Work to be completed
Restate the records below word for word.

Saved entries
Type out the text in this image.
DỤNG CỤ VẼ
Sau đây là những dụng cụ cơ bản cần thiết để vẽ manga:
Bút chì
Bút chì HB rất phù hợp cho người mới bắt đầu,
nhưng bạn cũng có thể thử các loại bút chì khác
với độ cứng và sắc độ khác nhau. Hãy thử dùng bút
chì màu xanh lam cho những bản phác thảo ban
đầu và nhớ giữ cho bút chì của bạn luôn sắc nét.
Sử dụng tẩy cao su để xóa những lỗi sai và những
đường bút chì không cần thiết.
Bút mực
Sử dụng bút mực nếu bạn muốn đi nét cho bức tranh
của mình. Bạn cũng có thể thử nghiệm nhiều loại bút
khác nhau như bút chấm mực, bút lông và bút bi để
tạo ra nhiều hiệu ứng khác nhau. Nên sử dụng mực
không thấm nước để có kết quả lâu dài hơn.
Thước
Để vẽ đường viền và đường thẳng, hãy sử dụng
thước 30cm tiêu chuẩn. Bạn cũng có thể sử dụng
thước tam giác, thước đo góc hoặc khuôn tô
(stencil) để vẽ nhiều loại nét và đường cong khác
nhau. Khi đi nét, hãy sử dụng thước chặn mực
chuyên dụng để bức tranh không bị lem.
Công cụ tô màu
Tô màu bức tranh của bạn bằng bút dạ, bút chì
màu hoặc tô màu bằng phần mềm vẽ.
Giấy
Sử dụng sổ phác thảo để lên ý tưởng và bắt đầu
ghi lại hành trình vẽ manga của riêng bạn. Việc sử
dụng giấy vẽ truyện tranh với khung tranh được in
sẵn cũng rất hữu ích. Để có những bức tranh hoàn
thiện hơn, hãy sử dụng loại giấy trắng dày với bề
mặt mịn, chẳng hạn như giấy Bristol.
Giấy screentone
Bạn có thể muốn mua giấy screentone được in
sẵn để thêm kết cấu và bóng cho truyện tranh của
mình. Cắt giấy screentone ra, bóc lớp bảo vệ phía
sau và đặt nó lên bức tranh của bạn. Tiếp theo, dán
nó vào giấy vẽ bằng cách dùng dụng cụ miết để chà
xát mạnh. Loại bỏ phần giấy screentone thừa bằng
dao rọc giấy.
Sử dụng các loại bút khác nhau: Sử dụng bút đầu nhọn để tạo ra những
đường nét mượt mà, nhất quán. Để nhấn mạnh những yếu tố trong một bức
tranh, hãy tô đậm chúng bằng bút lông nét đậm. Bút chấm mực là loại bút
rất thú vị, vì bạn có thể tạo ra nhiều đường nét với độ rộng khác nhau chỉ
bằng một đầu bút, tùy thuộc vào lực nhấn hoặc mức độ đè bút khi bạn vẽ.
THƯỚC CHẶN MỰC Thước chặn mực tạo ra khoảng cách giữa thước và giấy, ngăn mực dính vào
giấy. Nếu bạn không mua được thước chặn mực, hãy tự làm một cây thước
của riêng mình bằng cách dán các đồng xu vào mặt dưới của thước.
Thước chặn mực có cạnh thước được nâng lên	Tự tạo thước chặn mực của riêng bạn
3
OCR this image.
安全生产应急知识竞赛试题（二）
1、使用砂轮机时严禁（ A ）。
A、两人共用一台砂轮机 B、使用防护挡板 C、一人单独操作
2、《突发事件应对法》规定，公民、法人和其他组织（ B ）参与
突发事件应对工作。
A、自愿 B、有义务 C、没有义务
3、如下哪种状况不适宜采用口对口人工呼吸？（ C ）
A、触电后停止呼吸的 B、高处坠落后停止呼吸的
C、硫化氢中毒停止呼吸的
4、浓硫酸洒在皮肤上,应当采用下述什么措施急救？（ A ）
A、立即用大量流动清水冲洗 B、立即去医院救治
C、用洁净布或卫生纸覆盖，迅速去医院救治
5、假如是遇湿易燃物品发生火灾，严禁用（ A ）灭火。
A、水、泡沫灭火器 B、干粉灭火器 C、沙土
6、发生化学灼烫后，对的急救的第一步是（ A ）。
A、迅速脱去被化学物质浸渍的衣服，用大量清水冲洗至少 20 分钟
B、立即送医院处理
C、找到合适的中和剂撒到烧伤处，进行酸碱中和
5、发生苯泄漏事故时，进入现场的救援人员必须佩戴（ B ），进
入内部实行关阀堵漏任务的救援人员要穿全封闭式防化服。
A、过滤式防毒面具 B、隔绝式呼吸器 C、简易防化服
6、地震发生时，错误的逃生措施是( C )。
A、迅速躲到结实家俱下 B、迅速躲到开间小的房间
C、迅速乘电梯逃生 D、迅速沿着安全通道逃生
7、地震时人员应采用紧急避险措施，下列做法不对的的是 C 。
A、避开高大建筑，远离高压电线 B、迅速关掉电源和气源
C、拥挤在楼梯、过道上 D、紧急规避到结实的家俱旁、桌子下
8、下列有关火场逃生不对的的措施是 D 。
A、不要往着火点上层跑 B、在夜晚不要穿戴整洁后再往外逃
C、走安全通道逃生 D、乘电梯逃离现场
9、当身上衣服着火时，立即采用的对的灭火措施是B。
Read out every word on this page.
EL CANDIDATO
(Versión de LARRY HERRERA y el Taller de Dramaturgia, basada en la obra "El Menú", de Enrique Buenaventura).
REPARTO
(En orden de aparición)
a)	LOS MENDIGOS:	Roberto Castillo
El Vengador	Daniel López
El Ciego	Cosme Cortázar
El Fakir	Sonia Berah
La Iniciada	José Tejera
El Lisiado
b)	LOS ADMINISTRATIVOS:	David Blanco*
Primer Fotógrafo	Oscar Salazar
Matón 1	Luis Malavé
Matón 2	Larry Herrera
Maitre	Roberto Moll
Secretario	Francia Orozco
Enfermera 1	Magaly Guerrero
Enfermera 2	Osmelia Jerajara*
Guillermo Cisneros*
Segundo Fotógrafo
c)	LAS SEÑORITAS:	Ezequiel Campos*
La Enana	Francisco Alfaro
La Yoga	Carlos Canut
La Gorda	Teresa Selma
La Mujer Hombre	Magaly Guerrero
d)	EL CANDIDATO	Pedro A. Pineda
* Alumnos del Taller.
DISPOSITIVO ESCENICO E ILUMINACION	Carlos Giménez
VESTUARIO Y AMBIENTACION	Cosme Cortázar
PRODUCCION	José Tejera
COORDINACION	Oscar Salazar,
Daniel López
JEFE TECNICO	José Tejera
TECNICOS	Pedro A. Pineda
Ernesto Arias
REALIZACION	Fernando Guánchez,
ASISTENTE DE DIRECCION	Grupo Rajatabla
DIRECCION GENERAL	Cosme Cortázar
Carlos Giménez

Reply
Type out the text in this image.
DỤNG CỤ VẼ
Sau đây là những dụng cụ cơ bản cần thiết để vẽ manga:
Bút chì
Bút chì HB rất phù hợp cho người mới bắt đầu,
nhưng bạn cũng có thể thử các loại bút chì khác
với độ cứng và sắc độ khác nhau. Hãy thử dùng bút
chì màu xanh lam cho những bản phác thảo ban
đầu và nhớ giữ cho bút chì của bạn luôn sắc nét.
Sử dụng tẩy cao su để xóa những lỗi sai và những
đường bút chì không cần thiết.
Bút mực
Sử dụng bút mực nếu bạn muốn đi nét cho bức tranh
của mình. Bạn cũng có thể thử nghiệm nhiều loại bút
khác nhau như bút chấm mực, bút lông và bút bi để
tạo ra nhiều hiệu ứng khác nhau. Nên sử dụng mực
không thấm nước để có kết quả lâu dài hơn.
Thước
Để vẽ đường viền và đường thẳng, hãy sử dụng
thước 30cm tiêu chuẩn. Bạn cũng có thể sử dụng
thước tam giác, thước đo góc hoặc khuôn tô
(stencil) để vẽ nhiều loại nét và đường cong khác
nhau. Khi đi nét, hãy sử dụng thước chặn mực
chuyên dụng để bức tranh không bị lem.
Công cụ tô màu
Tô màu bức tranh của bạn bằng bút dạ, bút chì
màu hoặc tô màu bằng phần mềm vẽ.
Giấy
Sử dụng sổ phác thảo để lên ý tưởng và bắt đầu
ghi lại hành trình vẽ manga của riêng bạn. Việc sử
dụng giấy vẽ truyện tranh với khung tranh được in
sẵn cũng rất hữu ích. Để có những bức tranh hoàn
thiện hơn, hãy sử dụng loại giấy trắng dày với bề
mặt mịn, chẳng hạn như giấy Bristol.
Giấy screentone
Bạn có thể muốn mua giấy screentone được in
sẵn để thêm kết cấu và bóng cho truyện tranh của
mình. Cắt giấy screentone ra, bóc lớp bảo vệ phía
sau và đặt nó lên bức tranh của bạn. Tiếp theo, dán
nó vào giấy vẽ bằng cách dùng dụng cụ miết để chà
xát mạnh. Loại bỏ phần giấy screentone thừa bằng
dao rọc giấy.
Sử dụng các loại bút khác nhau: Sử dụng bút đầu nhọn để tạo ra những
đường nét mượt mà, nhất quán. Để nhấn mạnh những yếu tố trong một bức
tranh, hãy tô đậm chúng bằng bút lông nét đậm. Bút chấm mực là loại bút
rất thú vị, vì bạn có thể tạo ra nhiều đường nét với độ rộng khác nhau chỉ
bằng một đầu bút, tùy thuộc vào lực nhấn hoặc mức độ đè bút khi bạn vẽ.
THƯỚC CHẶN MỰC Thước chặn mực tạo ra khoảng cách giữa thước và giấy, ngăn mực dính vào
giấy. Nếu bạn không mua được thước chặn mực, hãy tự làm một cây thước
của riêng mình bằng cách dán các đồng xu vào mặt dưới của thước.
Thước chặn mực có cạnh thước được nâng lên	Tự tạo thước chặn mực của riêng bạn
3
OCR this image.
安全生产应急知识竞赛试题（二）
1、使用砂轮机时严禁（ A ）。
A、两人共用一台砂轮机 B、使用防护挡板 C、一人单独操作
2、《突发事件应对法》规定，公民、法人和其他组织（ B ）参与
突发事件应对工作。
A、自愿 B、有义务 C、没有义务
3、如下哪种状况不适宜采用口对口人工呼吸？（ C ）
A、触电后停止呼吸的 B、高处坠落后停止呼吸的
C、硫化氢中毒停止呼吸的
4、浓硫酸洒在皮肤上,应当采用下述什么措施急救？（ A ）
A、立即用大量流动清水冲洗 B、立即去医院救治
C、用洁净布或卫生纸覆盖，迅速去医院救治
5、假如是遇湿易燃物品发生火灾，严禁用（ A ）灭火。
A、水、泡沫灭火器 B、干粉灭火器 C、沙土
6、发生化学灼烫后，对的急救的第一步是（ A ）。
A、迅速脱去被化学物质浸渍的衣服，用大量清水冲洗至少 20 分钟
B、立即送医院处理
C、找到合适的中和剂撒到烧伤处，进行酸碱中和
5、发生苯泄漏事故时，进入现场的救援人员必须佩戴（ B ），进
入内部实行关阀堵漏任务的救援人员要穿全封闭式防化服。
A、过滤式防毒面具 B、隔绝式呼吸器 C、简易防化服
6、地震发生时，错误的逃生措施是( C )。
A、迅速躲到结实家俱下 B、迅速躲到开间小的房间
C、迅速乘电梯逃生 D、迅速沿着安全通道逃生
7、地震时人员应采用紧急避险措施，下列做法不对的的是 C 。
A、避开高大建筑，远离高压电线 B、迅速关掉电源和气源
C、拥挤在楼梯、过道上 D、紧急规避到结实的家俱旁、桌子下
8、下列有关火场逃生不对的的措施是 D 。
A、不要往着火点上层跑 B、在夜晚不要穿戴整洁后再往外逃
C、走安全通道逃生 D、乘电梯逃离现场
9、当身上衣服着火时，立即采用的对的灭火措施是B。
Read out every word on this page.
EL CANDIDATO
(Versión de LARRY HERRERA y el Taller de Dramaturgia, basada en la obra "El Menú", de Enrique Buenaventura).
REPARTO
(En orden de aparición)
a)	LOS MENDIGOS:	Roberto Castillo
El Vengador	Daniel López
El Ciego	Cosme Cortázar
El Fakir	Sonia Berah
La Iniciada	José Tejera
El Lisiado
b)	LOS ADMINISTRATIVOS:	David Blanco*
Primer Fotógrafo	Oscar Salazar
Matón 1	Luis Malavé
Matón 2	Larry Herrera
Maitre	Roberto Moll
Secretario	Francia Orozco
Enfermera 1	Magaly Guerrero
Enfermera 2	Osmelia Jerajara*
Guillermo Cisneros*
Segundo Fotógrafo
c)	LAS SEÑORITAS:	Ezequiel Campos*
La Enana	Francisco Alfaro
La Yoga	Carlos Canut
La Gorda	Teresa Selma
La Mujer Hombre	Magaly Guerrero
d)	EL CANDIDATO	Pedro A. Pineda
* Alumnos del Taller.
DISPOSITIVO ESCENICO E ILUMINACION	Carlos Giménez
VESTUARIO Y AMBIENTACION	Cosme Cortázar
PRODUCCION	José Tejera
COORDINACION	Oscar Salazar,
Daniel López
JEFE TECNICO	José Tejera
TECNICOS	Pedro A. Pineda
Ernesto Arias
REALIZACION	Fernando Guánchez,
ASISTENTE DE DIRECCION	Grupo Rajatabla
DIRECCION GENERAL	Cosme Cortázar
Carlos Giménez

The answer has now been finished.